## To be done
Copy the lines that follow, keeping every character the same.

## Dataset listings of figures
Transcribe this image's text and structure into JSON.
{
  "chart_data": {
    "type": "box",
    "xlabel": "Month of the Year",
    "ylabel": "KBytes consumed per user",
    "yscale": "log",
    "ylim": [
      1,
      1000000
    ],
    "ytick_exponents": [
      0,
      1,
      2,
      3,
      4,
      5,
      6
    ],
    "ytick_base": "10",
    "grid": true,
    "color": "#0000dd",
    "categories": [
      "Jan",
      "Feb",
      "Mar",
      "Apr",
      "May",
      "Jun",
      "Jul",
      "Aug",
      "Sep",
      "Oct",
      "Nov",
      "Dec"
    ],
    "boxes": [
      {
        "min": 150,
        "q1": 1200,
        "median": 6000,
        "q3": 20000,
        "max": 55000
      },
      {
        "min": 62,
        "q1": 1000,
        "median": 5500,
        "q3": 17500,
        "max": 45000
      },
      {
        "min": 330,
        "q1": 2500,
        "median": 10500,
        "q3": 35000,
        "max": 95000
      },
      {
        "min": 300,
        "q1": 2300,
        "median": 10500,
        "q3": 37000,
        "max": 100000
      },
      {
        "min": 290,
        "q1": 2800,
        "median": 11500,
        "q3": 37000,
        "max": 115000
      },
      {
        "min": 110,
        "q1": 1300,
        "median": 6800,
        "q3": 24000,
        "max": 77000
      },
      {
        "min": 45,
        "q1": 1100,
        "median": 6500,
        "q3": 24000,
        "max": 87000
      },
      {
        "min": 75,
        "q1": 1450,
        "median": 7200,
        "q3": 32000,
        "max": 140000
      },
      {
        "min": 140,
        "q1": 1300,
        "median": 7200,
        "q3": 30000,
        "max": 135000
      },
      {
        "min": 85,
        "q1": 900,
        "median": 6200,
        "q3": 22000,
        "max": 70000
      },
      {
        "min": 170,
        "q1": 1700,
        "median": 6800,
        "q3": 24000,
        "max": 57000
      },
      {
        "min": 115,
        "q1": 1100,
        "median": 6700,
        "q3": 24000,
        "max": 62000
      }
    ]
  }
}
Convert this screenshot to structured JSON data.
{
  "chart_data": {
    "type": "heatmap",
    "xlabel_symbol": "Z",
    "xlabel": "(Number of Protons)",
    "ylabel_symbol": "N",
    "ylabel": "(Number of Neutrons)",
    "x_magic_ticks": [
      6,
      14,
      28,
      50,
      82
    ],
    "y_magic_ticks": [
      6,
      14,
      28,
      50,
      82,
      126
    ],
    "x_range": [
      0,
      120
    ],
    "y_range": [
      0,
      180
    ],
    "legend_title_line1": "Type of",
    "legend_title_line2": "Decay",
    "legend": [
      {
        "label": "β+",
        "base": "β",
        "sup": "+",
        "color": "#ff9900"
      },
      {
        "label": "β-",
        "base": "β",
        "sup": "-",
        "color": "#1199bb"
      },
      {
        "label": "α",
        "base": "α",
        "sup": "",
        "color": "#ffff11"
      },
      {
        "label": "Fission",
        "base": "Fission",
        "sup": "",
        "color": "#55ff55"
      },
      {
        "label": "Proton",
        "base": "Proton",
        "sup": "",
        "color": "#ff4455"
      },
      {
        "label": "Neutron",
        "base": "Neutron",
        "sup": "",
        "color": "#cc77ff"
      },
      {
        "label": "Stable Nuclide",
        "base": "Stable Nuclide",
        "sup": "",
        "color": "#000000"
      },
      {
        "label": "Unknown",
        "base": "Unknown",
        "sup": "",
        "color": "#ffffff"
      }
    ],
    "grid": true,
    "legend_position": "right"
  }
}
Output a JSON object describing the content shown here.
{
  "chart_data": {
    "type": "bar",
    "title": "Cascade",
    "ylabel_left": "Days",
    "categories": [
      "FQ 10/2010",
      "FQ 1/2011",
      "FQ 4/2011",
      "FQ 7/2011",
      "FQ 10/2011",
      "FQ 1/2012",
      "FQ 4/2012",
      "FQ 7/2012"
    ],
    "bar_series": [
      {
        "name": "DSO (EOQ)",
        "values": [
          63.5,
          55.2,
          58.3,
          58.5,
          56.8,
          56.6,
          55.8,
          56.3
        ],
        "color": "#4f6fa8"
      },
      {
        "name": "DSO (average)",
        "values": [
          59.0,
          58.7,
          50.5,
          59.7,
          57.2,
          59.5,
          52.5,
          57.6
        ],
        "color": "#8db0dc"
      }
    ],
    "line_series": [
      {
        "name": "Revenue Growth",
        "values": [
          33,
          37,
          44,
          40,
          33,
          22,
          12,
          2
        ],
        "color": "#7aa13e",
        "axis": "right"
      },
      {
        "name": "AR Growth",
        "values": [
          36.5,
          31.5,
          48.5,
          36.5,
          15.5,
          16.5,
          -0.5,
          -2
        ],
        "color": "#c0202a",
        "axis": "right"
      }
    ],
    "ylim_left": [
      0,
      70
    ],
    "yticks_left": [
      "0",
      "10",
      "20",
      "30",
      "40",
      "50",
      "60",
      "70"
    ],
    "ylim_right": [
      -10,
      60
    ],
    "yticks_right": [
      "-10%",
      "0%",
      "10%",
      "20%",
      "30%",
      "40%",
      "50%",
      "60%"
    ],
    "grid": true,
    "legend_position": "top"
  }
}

## Response to this task
Transcribe this image's text and structure into JSON.
{
  "chart_data": {
    "type": "box",
    "xlabel": "Month of the Year",
    "ylabel": "KBytes consumed per user",
    "yscale": "log",
    "ylim": [
      1,
      1000000
    ],
    "ytick_exponents": [
      0,
      1,
      2,
      3,
      4,
      5,
      6
    ],
    "ytick_base": "10",
    "grid": true,
    "color": "#0000dd",
    "categories": [
      "Jan",
      "Feb",
      "Mar",
      "Apr",
      "May",
      "Jun",
      "Jul",
      "Aug",
      "Sep",
      "Oct",
      "Nov",
      "Dec"
    ],
    "boxes": [
      {
        "min": 150,
        "q1": 1200,
        "median": 6000,
        "q3": 20000,
        "max": 55000
      },
      {
        "min": 62,
        "q1": 1000,
        "median": 5500,
        "q3": 17500,
        "max": 45000
      },
      {
        "min": 330,
        "q1": 2500,
        "median": 10500,
        "q3": 35000,
        "max": 95000
      },
      {
        "min": 300,
        "q1": 2300,
        "median": 10500,
        "q3": 37000,
        "max": 100000
      },
      {
        "min": 290,
        "q1": 2800,
        "median": 11500,
        "q3": 37000,
        "max": 115000
      },
      {
        "min": 110,
        "q1": 1300,
        "median": 6800,
        "q3": 24000,
        "max": 77000
      },
      {
        "min": 45,
        "q1": 1100,
        "median": 6500,
        "q3": 24000,
        "max": 87000
      },
      {
        "min": 75,
        "q1": 1450,
        "median": 7200,
        "q3": 32000,
        "max": 140000
      },
      {
        "min": 140,
        "q1": 1300,
        "median": 7200,
        "q3": 30000,
        "max": 135000
      },
      {
        "min": 85,
        "q1": 900,
        "median": 6200,
        "q3": 22000,
        "max": 70000
      },
      {
        "min": 170,
        "q1": 1700,
        "median": 6800,
        "q3": 24000,
        "max": 57000
      },
      {
        "min": 115,
        "q1": 1100,
        "median": 6700,
        "q3": 24000,
        "max": 62000
      }
    ]
  }
}
Convert this screenshot to structured JSON data.
{
  "chart_data": {
    "type": "heatmap",
    "xlabel_symbol": "Z",
    "xlabel": "(Number of Protons)",
    "ylabel_symbol": "N",
    "ylabel": "(Number of Neutrons)",
    "x_magic_ticks": [
      6,
      14,
      28,
      50,
      82
    ],
    "y_magic_ticks": [
      6,
      14,
      28,
      50,
      82,
      126
    ],
    "x_range": [
      0,
      120
    ],
    "y_range": [
      0,
      180
    ],
    "legend_title_line1": "Type of",
    "legend_title_line2": "Decay",
    "legend": [
      {
        "label": "β+",
        "base": "β",
        "sup": "+",
        "color": "#ff9900"
      },
      {
        "label": "β-",
        "base": "β",
        "sup": "-",
        "color": "#1199bb"
      },
      {
        "label": "α",
        "base": "α",
        "sup": "",
        "color": "#ffff11"
      },
      {
        "label": "Fission",
        "base": "Fission",
        "sup": "",
        "color": "#55ff55"
      },
      {
        "label": "Proton",
        "base": "Proton",
        "sup": "",
        "color": "#ff4455"
      },
      {
        "label": "Neutron",
        "base": "Neutron",
        "sup": "",
        "color": "#cc77ff"
      },
      {
        "label": "Stable Nuclide",
        "base": "Stable Nuclide",
        "sup": "",
        "color": "#000000"
      },
      {
        "label": "Unknown",
        "base": "Unknown",
        "sup": "",
        "color": "#ffffff"
      }
    ],
    "grid": true,
    "legend_position": "right"
  }
}
Output a JSON object describing the content shown here.
{
  "chart_data": {
    "type": "bar",
    "title": "Cascade",
    "ylabel_left": "Days",
    "categories": [
      "FQ 10/2010",
      "FQ 1/2011",
      "FQ 4/2011",
      "FQ 7/2011",
      "FQ 10/2011",
      "FQ 1/2012",
      "FQ 4/2012",
      "FQ 7/2012"
    ],
    "bar_series": [
      {
        "name": "DSO (EOQ)",
        "values": [
          63.5,
          55.2,
          58.3,
          58.5,
          56.8,
          56.6,
          55.8,
          56.3
        ],
        "color": "#4f6fa8"
      },
      {
        "name": "DSO (average)",
        "values": [
          59.0,
          58.7,
          50.5,
          59.7,
          57.2,
          59.5,
          52.5,
          57.6
        ],
        "color": "#8db0dc"
      }
    ],
    "line_series": [
      {
        "name": "Revenue Growth",
        "values": [
          33,
          37,
          44,
          40,
          33,
          22,
          12,
          2
        ],
        "color": "#7aa13e",
        "axis": "right"
      },
      {
        "name": "AR Growth",
        "values": [
          36.5,
          31.5,
          48.5,
          36.5,
          15.5,
          16.5,
          -0.5,
          -2
        ],
        "color": "#c0202a",
        "axis": "right"
      }
    ],
    "ylim_left": [
      0,
      70
    ],
    "yticks_left": [
      "0",
      "10",
      "20",
      "30",
      "40",
      "50",
      "60",
      "70"
    ],
    "ylim_right": [
      -10,
      60
    ],
    "yticks_right": [
      "-10%",
      "0%",
      "10%",
      "20%",
      "30%",
      "40%",
      "50%",
      "60%"
    ],
    "grid": true,
    "legend_position": "top"
  }
}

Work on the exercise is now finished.